- [Description of the task]: Which lines hold the word "كلام"? Copy each of them from the material.

- [Data supplied]:

------------------------------------

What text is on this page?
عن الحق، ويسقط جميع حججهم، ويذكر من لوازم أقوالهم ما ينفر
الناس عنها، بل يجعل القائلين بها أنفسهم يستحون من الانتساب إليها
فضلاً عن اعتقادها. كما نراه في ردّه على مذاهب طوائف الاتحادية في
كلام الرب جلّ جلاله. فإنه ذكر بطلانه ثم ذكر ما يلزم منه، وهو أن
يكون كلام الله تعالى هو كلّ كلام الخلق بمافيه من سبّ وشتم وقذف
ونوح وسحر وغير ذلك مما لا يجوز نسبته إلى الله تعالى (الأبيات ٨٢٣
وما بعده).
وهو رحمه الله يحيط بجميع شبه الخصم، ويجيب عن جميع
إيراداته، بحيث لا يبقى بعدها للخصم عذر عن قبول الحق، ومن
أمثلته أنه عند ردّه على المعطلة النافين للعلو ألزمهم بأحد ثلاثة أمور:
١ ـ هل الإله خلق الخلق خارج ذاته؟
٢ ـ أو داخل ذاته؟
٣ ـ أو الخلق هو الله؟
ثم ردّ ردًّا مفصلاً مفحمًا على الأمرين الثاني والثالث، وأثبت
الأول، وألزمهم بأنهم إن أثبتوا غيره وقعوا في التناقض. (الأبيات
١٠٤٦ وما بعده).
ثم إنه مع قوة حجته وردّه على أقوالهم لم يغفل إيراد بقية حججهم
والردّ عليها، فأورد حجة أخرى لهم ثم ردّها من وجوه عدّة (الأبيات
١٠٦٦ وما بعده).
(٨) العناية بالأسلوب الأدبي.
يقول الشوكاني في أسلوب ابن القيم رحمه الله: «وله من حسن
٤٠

------------------------------------

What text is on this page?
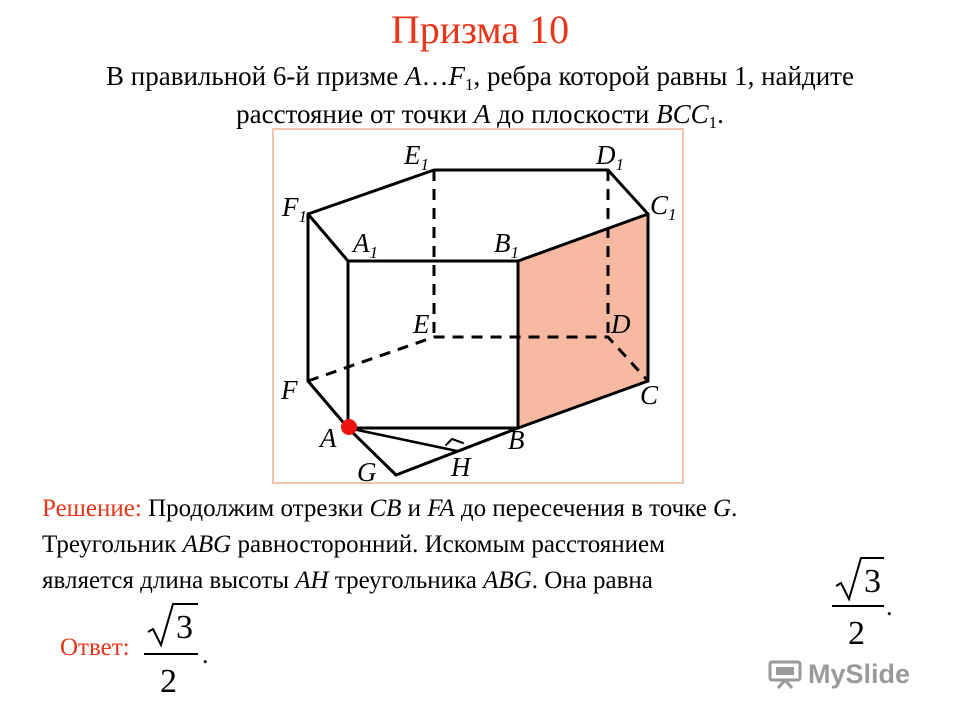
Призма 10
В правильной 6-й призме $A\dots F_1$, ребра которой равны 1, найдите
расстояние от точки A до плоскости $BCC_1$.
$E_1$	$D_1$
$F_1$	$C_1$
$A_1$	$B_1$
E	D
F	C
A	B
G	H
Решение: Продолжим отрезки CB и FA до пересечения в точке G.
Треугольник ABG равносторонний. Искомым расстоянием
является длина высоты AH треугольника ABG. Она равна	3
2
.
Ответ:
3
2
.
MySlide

------------------------------------

- [Answer to the task]:
كلام الرب جلّ جلاله. فإنه ذكر بطلانه ثم ذكر ما يلزم منه، وهو أن
يكون كلام الله تعالى هو كلّ كلام الخلق بمافيه من سبّ وشتم وقذف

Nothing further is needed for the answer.